### [Given instruction]
Lay out every line of the data below as a Markdown table with two columns, No. for the row number and Line for the line itself. Leave out any blank lines.

** START OF Data rows **

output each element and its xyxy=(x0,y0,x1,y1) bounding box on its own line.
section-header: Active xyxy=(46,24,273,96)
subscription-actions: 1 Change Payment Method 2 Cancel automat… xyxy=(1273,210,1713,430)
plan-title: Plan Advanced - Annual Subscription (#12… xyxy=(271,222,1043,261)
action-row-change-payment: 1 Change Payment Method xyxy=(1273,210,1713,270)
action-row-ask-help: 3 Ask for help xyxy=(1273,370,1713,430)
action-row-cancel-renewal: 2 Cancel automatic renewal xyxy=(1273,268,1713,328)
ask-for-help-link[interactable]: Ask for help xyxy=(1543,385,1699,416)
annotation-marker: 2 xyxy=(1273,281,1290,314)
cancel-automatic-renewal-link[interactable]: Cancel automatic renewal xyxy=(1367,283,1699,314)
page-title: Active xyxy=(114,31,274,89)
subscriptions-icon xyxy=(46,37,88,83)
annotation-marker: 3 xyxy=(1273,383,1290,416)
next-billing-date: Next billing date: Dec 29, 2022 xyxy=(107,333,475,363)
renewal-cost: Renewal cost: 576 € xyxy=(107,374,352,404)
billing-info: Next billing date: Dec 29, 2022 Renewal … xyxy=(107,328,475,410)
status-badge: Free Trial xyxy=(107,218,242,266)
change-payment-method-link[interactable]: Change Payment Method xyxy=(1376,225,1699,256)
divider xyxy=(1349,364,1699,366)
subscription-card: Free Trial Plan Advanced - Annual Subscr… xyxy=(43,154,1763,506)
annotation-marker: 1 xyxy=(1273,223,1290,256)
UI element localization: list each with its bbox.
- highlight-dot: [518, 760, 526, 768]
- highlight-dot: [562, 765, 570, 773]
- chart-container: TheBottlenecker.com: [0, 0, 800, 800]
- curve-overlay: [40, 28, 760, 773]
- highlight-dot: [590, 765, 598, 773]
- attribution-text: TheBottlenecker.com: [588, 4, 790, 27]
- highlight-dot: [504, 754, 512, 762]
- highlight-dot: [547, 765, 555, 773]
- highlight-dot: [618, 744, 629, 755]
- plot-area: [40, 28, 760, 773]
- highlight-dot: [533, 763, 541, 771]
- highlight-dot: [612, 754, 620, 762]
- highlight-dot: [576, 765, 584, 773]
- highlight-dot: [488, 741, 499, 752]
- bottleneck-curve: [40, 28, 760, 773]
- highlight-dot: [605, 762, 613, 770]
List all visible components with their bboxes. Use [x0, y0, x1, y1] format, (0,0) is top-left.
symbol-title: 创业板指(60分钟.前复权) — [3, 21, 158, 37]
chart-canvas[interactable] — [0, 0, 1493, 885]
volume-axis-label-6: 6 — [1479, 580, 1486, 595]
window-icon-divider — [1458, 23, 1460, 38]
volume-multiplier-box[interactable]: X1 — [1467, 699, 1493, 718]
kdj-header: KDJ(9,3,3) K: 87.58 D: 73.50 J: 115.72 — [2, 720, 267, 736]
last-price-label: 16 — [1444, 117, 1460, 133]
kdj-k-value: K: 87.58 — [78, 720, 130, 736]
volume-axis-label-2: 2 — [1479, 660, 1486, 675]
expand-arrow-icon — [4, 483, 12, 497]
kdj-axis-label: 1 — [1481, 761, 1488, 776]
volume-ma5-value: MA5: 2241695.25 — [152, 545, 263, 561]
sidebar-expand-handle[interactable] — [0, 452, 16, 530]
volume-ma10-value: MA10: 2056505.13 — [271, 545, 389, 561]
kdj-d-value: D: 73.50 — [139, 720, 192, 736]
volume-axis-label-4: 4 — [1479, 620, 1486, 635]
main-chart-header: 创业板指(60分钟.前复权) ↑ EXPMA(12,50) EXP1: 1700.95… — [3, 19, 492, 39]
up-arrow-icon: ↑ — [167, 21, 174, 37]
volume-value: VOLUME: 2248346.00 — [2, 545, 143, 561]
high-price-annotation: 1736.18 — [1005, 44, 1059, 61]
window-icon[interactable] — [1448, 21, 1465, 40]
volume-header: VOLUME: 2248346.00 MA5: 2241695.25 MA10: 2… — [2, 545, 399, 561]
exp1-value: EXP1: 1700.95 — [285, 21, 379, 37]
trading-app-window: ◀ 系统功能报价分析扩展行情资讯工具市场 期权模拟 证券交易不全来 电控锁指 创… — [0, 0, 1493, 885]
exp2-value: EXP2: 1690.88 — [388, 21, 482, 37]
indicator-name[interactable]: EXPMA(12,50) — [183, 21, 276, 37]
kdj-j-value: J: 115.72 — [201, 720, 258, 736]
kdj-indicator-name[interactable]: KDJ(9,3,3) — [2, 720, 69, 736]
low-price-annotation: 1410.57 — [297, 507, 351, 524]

** END OF Data rows **

### [Final answer]
| No. | Line |
|---|---|
| 1 | output each element and its xyxy=(x0,y0,x1,y1) bounding box on its own line. |
| 2 | section-header: Active xyxy=(46,24,273,96) |
| 3 | subscription-actions: 1 Change Payment Method 2 Cancel automat… xyxy=(1273,210,1713,430) |
| 4 | plan-title: Plan Advanced - Annual Subscription (#12… xyxy=(271,222,1043,261) |
| 5 | action-row-change-payment: 1 Change Payment Method xyxy=(1273,210,1713,270) |
| 6 | action-row-ask-help: 3 Ask for help xyxy=(1273,370,1713,430) |
| 7 | action-row-cancel-renewal: 2 Cancel automatic renewal xyxy=(1273,268,1713,328) |
| 8 | ask-for-help-link[interactable]: Ask for help xyxy=(1543,385,1699,416) |
| 9 | annotation-marker: 2 xyxy=(1273,281,1290,314) |
| 10 | cancel-automatic-renewal-link[interactable]: Cancel automatic renewal xyxy=(1367,283,1699,314) |
| 11 | page-title: Active xyxy=(114,31,274,89) |
| 12 | subscriptions-icon xyxy=(46,37,88,83) |
| 13 | annotation-marker: 3 xyxy=(1273,383,1290,416) |
| 14 | next-billing-date: Next billing date: Dec 29, 2022 xyxy=(107,333,475,363) |
| 15 | renewal-cost: Renewal cost: 576 € xyxy=(107,374,352,404) |
| 16 | billing-info: Next billing date: Dec 29, 2022 Renewal … xyxy=(107,328,475,410) |
| 17 | status-badge: Free Trial xyxy=(107,218,242,266) |
| 18 | change-payment-method-link[interactable]: Change Payment Method xyxy=(1376,225,1699,256) |
| 19 | divider xyxy=(1349,364,1699,366) |
| 20 | subscription-card: Free Trial Plan Advanced - Annual Subscr… xyxy=(43,154,1763,506) |
| 21 | annotation-marker: 1 xyxy=(1273,223,1290,256) |
| 22 | UI element localization: list each with its bbox. |
| 23 | - highlight-dot: [518, 760, 526, 768] |
| 24 | - highlight-dot: [562, 765, 570, 773] |
| 25 | - chart-container: TheBottlenecker.com: [0, 0, 800, 800] |
| 26 | - curve-overlay: [40, 28, 760, 773] |
| 27 | - highlight-dot: [590, 765, 598, 773] |
| 28 | - attribution-text: TheBottlenecker.com: [588, 4, 790, 27] |
| 29 | - highlight-dot: [504, 754, 512, 762] |
| 30 | - highlight-dot: [547, 765, 555, 773] |
| 31 | - highlight-dot: [618, 744, 629, 755] |
| 32 | - plot-area: [40, 28, 760, 773] |
| 33 | - highlight-dot: [533, 763, 541, 771] |
| 34 | - highlight-dot: [612, 754, 620, 762] |
| 35 | - highlight-dot: [576, 765, 584, 773] |
| 36 | - highlight-dot: [488, 741, 499, 752] |
| 37 | - bottleneck-curve: [40, 28, 760, 773] |
| 38 | - highlight-dot: [605, 762, 613, 770] |
| 39 | List all visible components with their bboxes. Use [x0, y0, x1, y1] format, (0,0) is top-left. |
| 40 | symbol-title: 创业板指(60分钟.前复权) — [3, 21, 158, 37] |
| 41 | chart-canvas[interactable] — [0, 0, 1493, 885] |
| 42 | volume-axis-label-6: 6 — [1479, 580, 1486, 595] |
| 43 | window-icon-divider — [1458, 23, 1460, 38] |
| 44 | volume-multiplier-box[interactable]: X1 — [1467, 699, 1493, 718] |
| 45 | kdj-header: KDJ(9,3,3) K: 87.58 D: 73.50 J: 115.72 — [2, 720, 267, 736] |
| 46 | last-price-label: 16 — [1444, 117, 1460, 133] |
| 47 | kdj-k-value: K: 87.58 — [78, 720, 130, 736] |
| 48 | volume-axis-label-2: 2 — [1479, 660, 1486, 675] |
| 49 | expand-arrow-icon — [4, 483, 12, 497] |
| 50 | kdj-axis-label: 1 — [1481, 761, 1488, 776] |
| 51 | volume-ma5-value: MA5: 2241695.25 — [152, 545, 263, 561] |
| 52 | sidebar-expand-handle[interactable] — [0, 452, 16, 530] |
| 53 | volume-ma10-value: MA10: 2056505.13 — [271, 545, 389, 561] |
| 54 | kdj-d-value: D: 73.50 — [139, 720, 192, 736] |
| 55 | volume-axis-label-4: 4 — [1479, 620, 1486, 635] |
| 56 | main-chart-header: 创业板指(60分钟.前复权) ↑ EXPMA(12,50) EXP1: 1700.95… — [3, 19, 492, 39] |
| 57 | up-arrow-icon: ↑ — [167, 21, 174, 37] |
| 58 | volume-value: VOLUME: 2248346.00 — [2, 545, 143, 561] |
| 59 | high-price-annotation: 1736.18 — [1005, 44, 1059, 61] |
| 60 | window-icon[interactable] — [1448, 21, 1465, 40] |
| 61 | volume-header: VOLUME: 2248346.00 MA5: 2241695.25 MA10: 2… — [2, 545, 399, 561] |
| 62 | exp1-value: EXP1: 1700.95 — [285, 21, 379, 37] |
| 63 | trading-app-window: ◀ 系统功能报价分析扩展行情资讯工具市场 期权模拟 证券交易不全来 电控锁指 创… — [0, 0, 1493, 885] |
| 64 | exp2-value: EXP2: 1690.88 — [388, 21, 482, 37] |
| 65 | indicator-name[interactable]: EXPMA(12,50) — [183, 21, 276, 37] |
| 66 | kdj-j-value: J: 115.72 — [201, 720, 258, 736] |
| 67 | kdj-indicator-name[interactable]: KDJ(9,3,3) — [2, 720, 69, 736] |
| 68 | low-price-annotation: 1410.57 — [297, 507, 351, 524] |